→ Given problem
Drop the pictures from the entries below, then reproduce the rest exactly.

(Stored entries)
▼▼▼

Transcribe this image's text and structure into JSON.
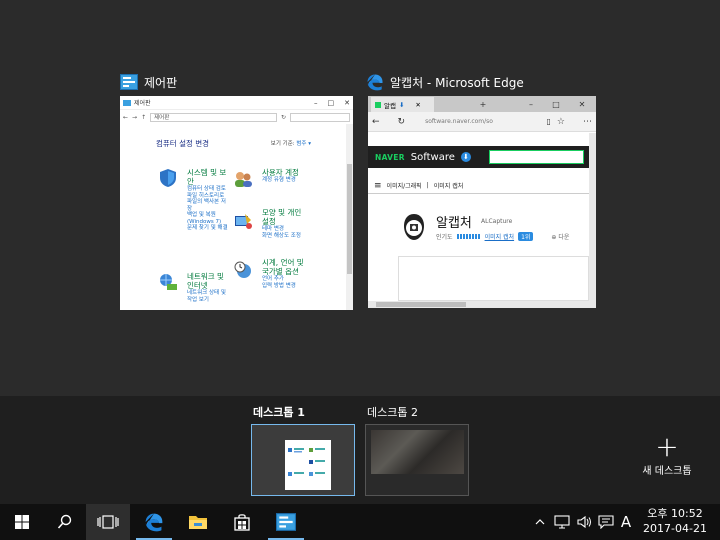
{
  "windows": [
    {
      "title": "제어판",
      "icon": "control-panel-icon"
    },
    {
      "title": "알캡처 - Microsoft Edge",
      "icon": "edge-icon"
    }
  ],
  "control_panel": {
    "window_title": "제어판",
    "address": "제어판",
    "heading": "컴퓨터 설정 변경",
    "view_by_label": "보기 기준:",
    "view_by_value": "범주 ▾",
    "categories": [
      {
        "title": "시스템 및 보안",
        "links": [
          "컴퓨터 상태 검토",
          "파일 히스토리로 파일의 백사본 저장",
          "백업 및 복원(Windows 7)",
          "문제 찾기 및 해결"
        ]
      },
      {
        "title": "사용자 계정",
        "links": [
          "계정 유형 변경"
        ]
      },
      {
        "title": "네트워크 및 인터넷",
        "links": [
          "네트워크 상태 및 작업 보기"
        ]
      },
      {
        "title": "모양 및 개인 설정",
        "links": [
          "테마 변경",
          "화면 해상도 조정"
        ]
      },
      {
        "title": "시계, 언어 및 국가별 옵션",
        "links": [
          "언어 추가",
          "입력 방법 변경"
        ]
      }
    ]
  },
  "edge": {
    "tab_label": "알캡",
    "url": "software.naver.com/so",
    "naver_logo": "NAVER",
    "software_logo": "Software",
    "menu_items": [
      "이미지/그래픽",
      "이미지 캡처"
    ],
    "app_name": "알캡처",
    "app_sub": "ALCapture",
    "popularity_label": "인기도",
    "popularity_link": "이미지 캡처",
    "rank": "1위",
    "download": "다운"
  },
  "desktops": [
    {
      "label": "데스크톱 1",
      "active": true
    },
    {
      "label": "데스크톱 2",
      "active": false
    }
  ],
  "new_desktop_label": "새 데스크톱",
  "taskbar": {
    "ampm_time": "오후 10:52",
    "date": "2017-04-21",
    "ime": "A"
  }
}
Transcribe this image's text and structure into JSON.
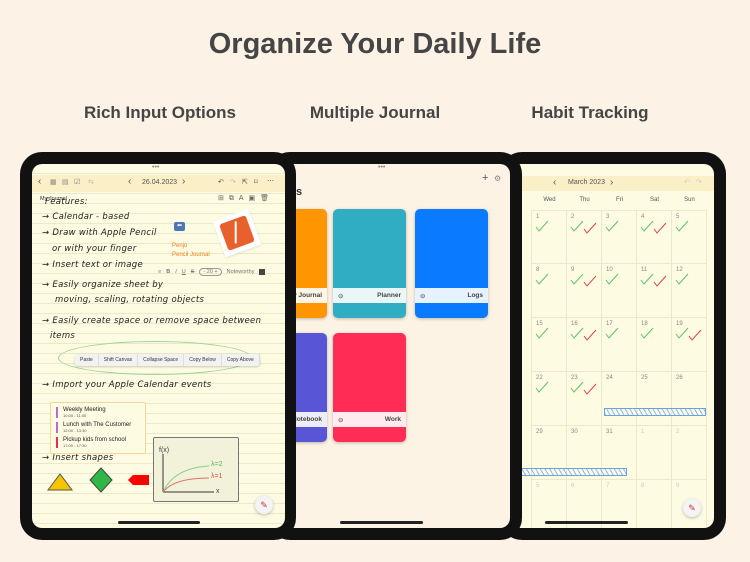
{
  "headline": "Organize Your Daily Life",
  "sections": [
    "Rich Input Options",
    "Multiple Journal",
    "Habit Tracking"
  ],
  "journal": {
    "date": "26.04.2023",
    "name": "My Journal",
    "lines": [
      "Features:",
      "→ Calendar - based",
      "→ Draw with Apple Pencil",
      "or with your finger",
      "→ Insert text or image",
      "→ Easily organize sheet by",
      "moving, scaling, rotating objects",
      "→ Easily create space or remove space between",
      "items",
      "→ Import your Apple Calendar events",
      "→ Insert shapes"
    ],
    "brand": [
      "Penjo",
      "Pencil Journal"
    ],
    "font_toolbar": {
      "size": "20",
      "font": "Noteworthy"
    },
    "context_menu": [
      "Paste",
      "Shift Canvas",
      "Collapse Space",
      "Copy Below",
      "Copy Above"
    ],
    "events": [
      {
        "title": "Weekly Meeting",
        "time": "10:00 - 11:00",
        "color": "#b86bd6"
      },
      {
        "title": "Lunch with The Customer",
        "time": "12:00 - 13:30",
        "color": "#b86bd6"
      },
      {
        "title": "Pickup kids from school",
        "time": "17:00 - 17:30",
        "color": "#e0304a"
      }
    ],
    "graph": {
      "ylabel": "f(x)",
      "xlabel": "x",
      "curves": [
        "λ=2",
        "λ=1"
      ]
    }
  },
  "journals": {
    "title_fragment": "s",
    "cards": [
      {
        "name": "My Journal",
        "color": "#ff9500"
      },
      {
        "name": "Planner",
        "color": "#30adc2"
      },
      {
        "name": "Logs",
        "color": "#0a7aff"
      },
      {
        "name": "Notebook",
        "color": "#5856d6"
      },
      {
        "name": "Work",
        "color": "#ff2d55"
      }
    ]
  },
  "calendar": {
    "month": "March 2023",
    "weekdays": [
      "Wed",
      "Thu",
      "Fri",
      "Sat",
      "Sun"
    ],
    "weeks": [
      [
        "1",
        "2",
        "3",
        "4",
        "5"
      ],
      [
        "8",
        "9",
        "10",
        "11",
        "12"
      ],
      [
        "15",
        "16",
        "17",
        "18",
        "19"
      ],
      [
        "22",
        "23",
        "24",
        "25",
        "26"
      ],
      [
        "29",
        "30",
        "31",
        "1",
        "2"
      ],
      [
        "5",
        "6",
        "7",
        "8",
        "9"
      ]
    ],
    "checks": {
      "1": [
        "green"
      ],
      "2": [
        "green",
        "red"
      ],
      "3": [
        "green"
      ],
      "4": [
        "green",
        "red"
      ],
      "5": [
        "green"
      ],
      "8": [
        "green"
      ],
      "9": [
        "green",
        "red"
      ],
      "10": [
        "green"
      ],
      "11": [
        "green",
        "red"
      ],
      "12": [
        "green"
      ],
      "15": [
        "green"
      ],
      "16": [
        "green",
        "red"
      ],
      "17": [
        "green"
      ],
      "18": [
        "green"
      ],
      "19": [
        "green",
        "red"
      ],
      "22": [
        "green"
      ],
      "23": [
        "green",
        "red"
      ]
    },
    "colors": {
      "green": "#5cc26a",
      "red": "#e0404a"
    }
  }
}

▲▲▲

→ Expected output
Transcribe this image's text and structure into JSON.
{
  "windows": [
    {
      "title": "제어판",
      "icon": "control-panel-icon"
    },
    {
      "title": "알캡처 - Microsoft Edge",
      "icon": "edge-icon"
    }
  ],
  "control_panel": {
    "window_title": "제어판",
    "address": "제어판",
    "heading": "컴퓨터 설정 변경",
    "view_by_label": "보기 기준:",
    "view_by_value": "범주 ▾",
    "categories": [
      {
        "title": "시스템 및 보안",
        "links": [
          "컴퓨터 상태 검토",
          "파일 히스토리로 파일의 백사본 저장",
          "백업 및 복원(Windows 7)",
          "문제 찾기 및 해결"
        ]
      },
      {
        "title": "사용자 계정",
        "links": [
          "계정 유형 변경"
        ]
      },
      {
        "title": "네트워크 및 인터넷",
        "links": [
          "네트워크 상태 및 작업 보기"
        ]
      },
      {
        "title": "모양 및 개인 설정",
        "links": [
          "테마 변경",
          "화면 해상도 조정"
        ]
      },
      {
        "title": "시계, 언어 및 국가별 옵션",
        "links": [
          "언어 추가",
          "입력 방법 변경"
        ]
      }
    ]
  },
  "edge": {
    "tab_label": "알캡",
    "url": "software.naver.com/so",
    "naver_logo": "NAVER",
    "software_logo": "Software",
    "menu_items": [
      "이미지/그래픽",
      "이미지 캡처"
    ],
    "app_name": "알캡처",
    "app_sub": "ALCapture",
    "popularity_label": "인기도",
    "popularity_link": "이미지 캡처",
    "rank": "1위",
    "download": "다운"
  },
  "desktops": [
    {
      "label": "데스크톱 1",
      "active": true
    },
    {
      "label": "데스크톱 2",
      "active": false
    }
  ],
  "new_desktop_label": "새 데스크톱",
  "taskbar": {
    "ampm_time": "오후 10:52",
    "date": "2017-04-21",
    "ime": "A"
  }
}
Transcribe this image's text and structure into JSON.
{
  "headline": "Organize Your Daily Life",
  "sections": [
    "Rich Input Options",
    "Multiple Journal",
    "Habit Tracking"
  ],
  "journal": {
    "date": "26.04.2023",
    "name": "My Journal",
    "lines": [
      "Features:",
      "→ Calendar - based",
      "→ Draw with Apple Pencil",
      "or with your finger",
      "→ Insert text or image",
      "→ Easily organize sheet by",
      "moving, scaling, rotating objects",
      "→ Easily create space or remove space between",
      "items",
      "→ Import your Apple Calendar events",
      "→ Insert shapes"
    ],
    "brand": [
      "Penjo",
      "Pencil Journal"
    ],
    "font_toolbar": {
      "size": "20",
      "font": "Noteworthy"
    },
    "context_menu": [
      "Paste",
      "Shift Canvas",
      "Collapse Space",
      "Copy Below",
      "Copy Above"
    ],
    "events": [
      {
        "title": "Weekly Meeting",
        "time": "10:00 - 11:00",
        "color": "#b86bd6"
      },
      {
        "title": "Lunch with The Customer",
        "time": "12:00 - 13:30",
        "color": "#b86bd6"
      },
      {
        "title": "Pickup kids from school",
        "time": "17:00 - 17:30",
        "color": "#e0304a"
      }
    ],
    "graph": {
      "ylabel": "f(x)",
      "xlabel": "x",
      "curves": [
        "λ=2",
        "λ=1"
      ]
    }
  },
  "journals": {
    "title_fragment": "s",
    "cards": [
      {
        "name": "My Journal",
        "color": "#ff9500"
      },
      {
        "name": "Planner",
        "color": "#30adc2"
      },
      {
        "name": "Logs",
        "color": "#0a7aff"
      },
      {
        "name": "Notebook",
        "color": "#5856d6"
      },
      {
        "name": "Work",
        "color": "#ff2d55"
      }
    ]
  },
  "calendar": {
    "month": "March 2023",
    "weekdays": [
      "Wed",
      "Thu",
      "Fri",
      "Sat",
      "Sun"
    ],
    "weeks": [
      [
        "1",
        "2",
        "3",
        "4",
        "5"
      ],
      [
        "8",
        "9",
        "10",
        "11",
        "12"
      ],
      [
        "15",
        "16",
        "17",
        "18",
        "19"
      ],
      [
        "22",
        "23",
        "24",
        "25",
        "26"
      ],
      [
        "29",
        "30",
        "31",
        "1",
        "2"
      ],
      [
        "5",
        "6",
        "7",
        "8",
        "9"
      ]
    ],
    "checks": {
      "1": [
        "green"
      ],
      "2": [
        "green",
        "red"
      ],
      "3": [
        "green"
      ],
      "4": [
        "green",
        "red"
      ],
      "5": [
        "green"
      ],
      "8": [
        "green"
      ],
      "9": [
        "green",
        "red"
      ],
      "10": [
        "green"
      ],
      "11": [
        "green",
        "red"
      ],
      "12": [
        "green"
      ],
      "15": [
        "green"
      ],
      "16": [
        "green",
        "red"
      ],
      "17": [
        "green"
      ],
      "18": [
        "green"
      ],
      "19": [
        "green",
        "red"
      ],
      "22": [
        "green"
      ],
      "23": [
        "green",
        "red"
      ]
    },
    "colors": {
      "green": "#5cc26a",
      "red": "#e0404a"
    }
  }
}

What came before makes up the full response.